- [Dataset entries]

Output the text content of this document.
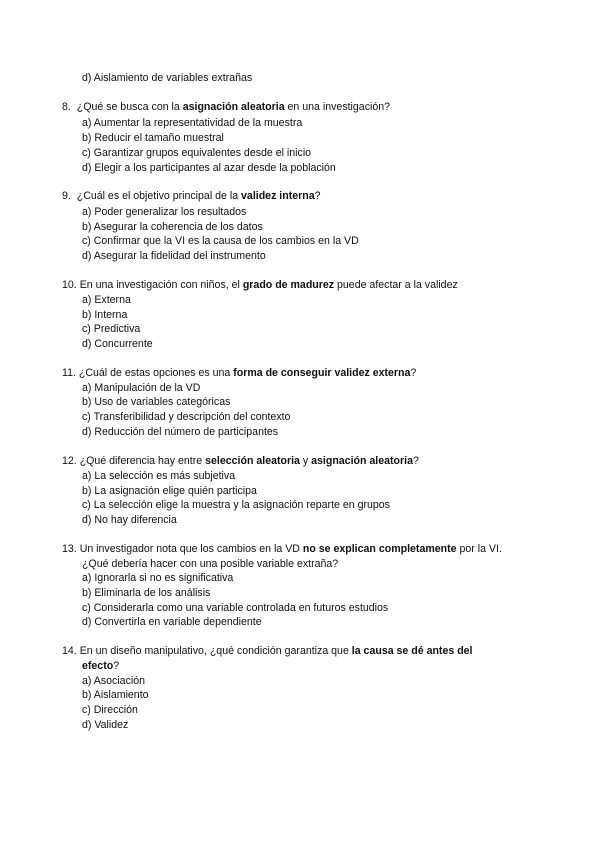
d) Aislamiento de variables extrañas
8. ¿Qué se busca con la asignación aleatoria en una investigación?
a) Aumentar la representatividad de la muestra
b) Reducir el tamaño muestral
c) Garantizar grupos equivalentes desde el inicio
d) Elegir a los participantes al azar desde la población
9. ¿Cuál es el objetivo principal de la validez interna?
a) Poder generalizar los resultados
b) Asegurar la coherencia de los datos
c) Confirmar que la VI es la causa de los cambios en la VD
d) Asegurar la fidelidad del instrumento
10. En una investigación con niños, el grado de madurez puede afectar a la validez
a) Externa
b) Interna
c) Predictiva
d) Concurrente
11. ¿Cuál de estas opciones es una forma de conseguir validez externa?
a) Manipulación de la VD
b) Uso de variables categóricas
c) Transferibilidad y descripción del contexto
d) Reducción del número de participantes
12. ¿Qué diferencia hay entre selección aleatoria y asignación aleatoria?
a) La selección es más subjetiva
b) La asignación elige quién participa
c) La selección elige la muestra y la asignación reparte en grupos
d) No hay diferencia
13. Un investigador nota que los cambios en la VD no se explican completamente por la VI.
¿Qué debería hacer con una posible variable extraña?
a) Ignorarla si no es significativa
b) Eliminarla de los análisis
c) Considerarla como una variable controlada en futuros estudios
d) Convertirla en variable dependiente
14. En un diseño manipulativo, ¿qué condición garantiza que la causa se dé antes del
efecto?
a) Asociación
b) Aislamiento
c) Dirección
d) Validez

==

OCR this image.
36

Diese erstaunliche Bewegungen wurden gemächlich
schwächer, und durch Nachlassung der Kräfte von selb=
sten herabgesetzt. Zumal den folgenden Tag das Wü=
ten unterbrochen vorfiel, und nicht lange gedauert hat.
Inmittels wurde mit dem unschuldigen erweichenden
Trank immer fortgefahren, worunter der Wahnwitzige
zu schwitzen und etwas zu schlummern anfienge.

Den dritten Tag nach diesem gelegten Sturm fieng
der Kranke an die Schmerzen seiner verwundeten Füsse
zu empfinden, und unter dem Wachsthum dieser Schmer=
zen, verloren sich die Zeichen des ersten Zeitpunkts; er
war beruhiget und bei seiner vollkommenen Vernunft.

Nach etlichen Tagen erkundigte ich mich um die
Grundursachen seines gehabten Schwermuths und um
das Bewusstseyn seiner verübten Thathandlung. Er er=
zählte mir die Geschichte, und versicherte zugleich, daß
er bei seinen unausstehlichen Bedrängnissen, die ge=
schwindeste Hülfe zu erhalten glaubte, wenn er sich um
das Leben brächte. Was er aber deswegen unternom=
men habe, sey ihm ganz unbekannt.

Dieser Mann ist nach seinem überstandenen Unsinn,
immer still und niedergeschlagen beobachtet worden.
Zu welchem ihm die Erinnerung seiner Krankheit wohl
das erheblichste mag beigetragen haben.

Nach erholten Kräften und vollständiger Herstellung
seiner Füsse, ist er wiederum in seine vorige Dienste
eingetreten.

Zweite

- [TASK INSTRUCTIONS] Using the records above, find and show each line with the string "this".

- [TASK RESPONSE]
Output the text content of this document.
OCR this image.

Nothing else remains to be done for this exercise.